>> begin
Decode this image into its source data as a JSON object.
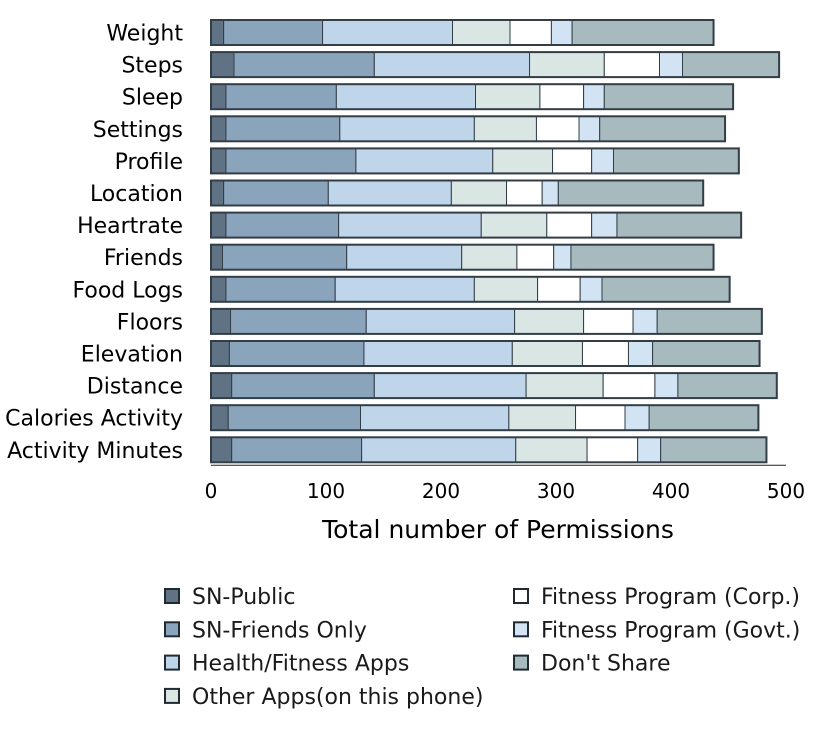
{
  "chart_data": {
    "type": "bar",
    "orientation": "horizontal",
    "stacked": true,
    "xlabel": "Total number of Permissions",
    "xlim": [
      0,
      500
    ],
    "xticks": [
      "0",
      "100",
      "200",
      "300",
      "400",
      "500"
    ],
    "legend_placement": "bottom",
    "categories": [
      "Weight",
      "Steps",
      "Sleep",
      "Settings",
      "Profile",
      "Location",
      "Heartrate",
      "Friends",
      "Food Logs",
      "Floors",
      "Elevation",
      "Distance",
      "Calories Activity",
      "Activity Minutes"
    ],
    "series": [
      {
        "name": "SN-Public",
        "color": "#5f7384",
        "values": [
          11,
          20,
          13,
          13,
          13,
          11,
          13,
          10,
          13,
          17,
          16,
          18,
          15,
          18
        ]
      },
      {
        "name": "SN-Friends Only",
        "color": "#8aa4bc",
        "values": [
          86,
          122,
          96,
          99,
          113,
          91,
          98,
          108,
          95,
          118,
          117,
          124,
          115,
          113
        ]
      },
      {
        "name": "Health/Fitness Apps",
        "color": "#bed5ea",
        "values": [
          113,
          135,
          121,
          117,
          119,
          107,
          124,
          100,
          121,
          129,
          129,
          132,
          129,
          134
        ]
      },
      {
        "name": "Other Apps(on this phone)",
        "color": "#d9e6e4",
        "values": [
          50,
          65,
          56,
          54,
          52,
          48,
          57,
          48,
          55,
          60,
          61,
          67,
          58,
          62
        ]
      },
      {
        "name": "Fitness Program (Corp.)",
        "color": "#ffffff",
        "values": [
          36,
          48,
          38,
          37,
          34,
          31,
          39,
          32,
          37,
          43,
          40,
          45,
          43,
          44
        ]
      },
      {
        "name": "Fitness Program (Govt.)",
        "color": "#d2e3f3",
        "values": [
          18,
          20,
          18,
          18,
          19,
          14,
          22,
          15,
          19,
          21,
          21,
          20,
          21,
          20
        ]
      },
      {
        "name": "Don't Share",
        "color": "#a7babe",
        "values": [
          123,
          84,
          112,
          109,
          109,
          126,
          108,
          124,
          111,
          91,
          93,
          86,
          95,
          92
        ]
      }
    ]
  }
}
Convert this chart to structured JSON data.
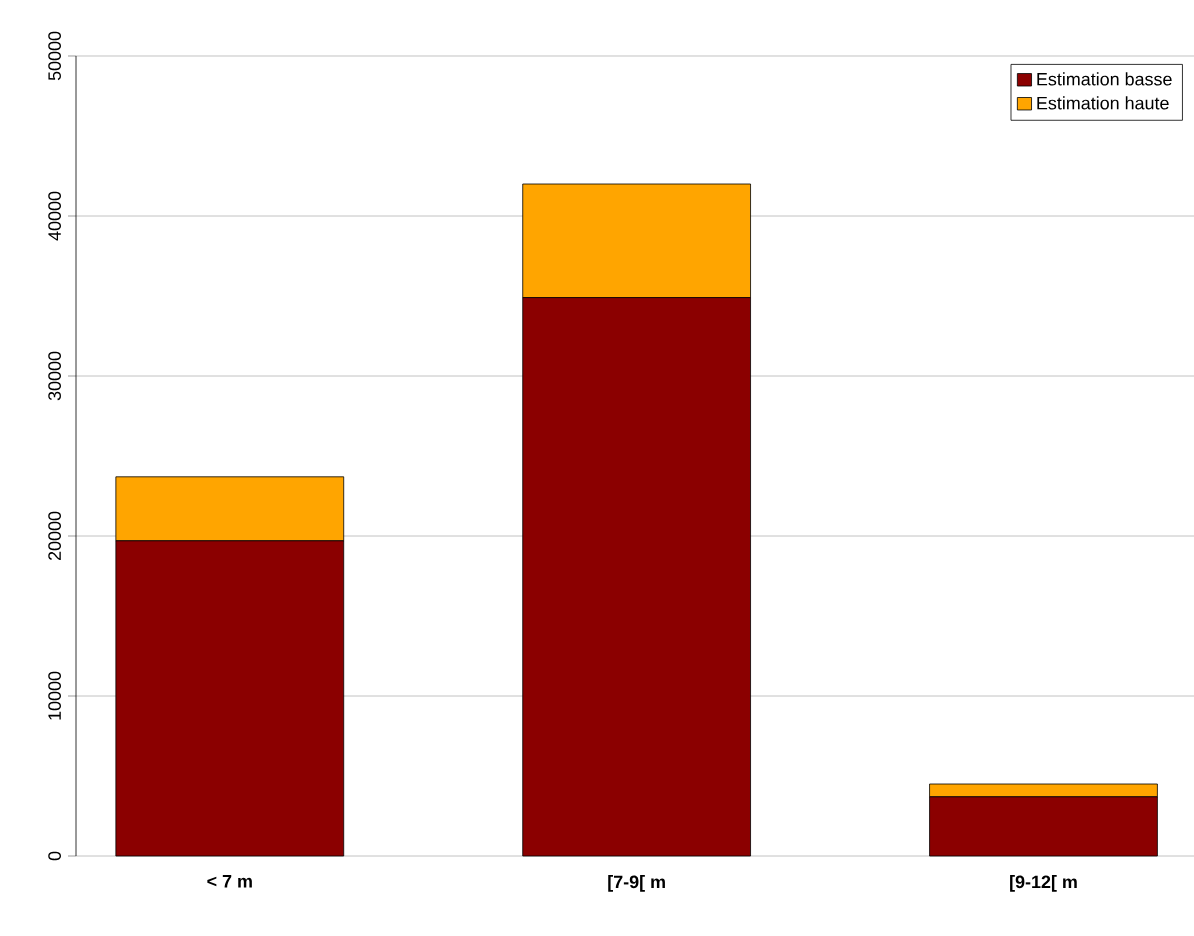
{
  "chart_data": {
    "type": "bar",
    "stacked": true,
    "categories": [
      "< 7 m",
      "[7-9[ m",
      "[9-12[ m"
    ],
    "series": [
      {
        "name": "Estimation basse",
        "color": "#8b0000",
        "values": [
          19700,
          34900,
          3700
        ]
      },
      {
        "name": "Estimation haute",
        "color": "#ffa500",
        "values": [
          4000,
          7100,
          800
        ]
      }
    ],
    "ylim": [
      0,
      50000
    ],
    "yticks": [
      0,
      10000,
      20000,
      30000,
      40000,
      50000
    ],
    "grid": "y",
    "legend": "top right"
  }
}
>> end
**GIVEN TASK**
Tally up the lines holding the string "Estimation" in this listing, and report the total alone.

**EXERCISE ANSWER**
2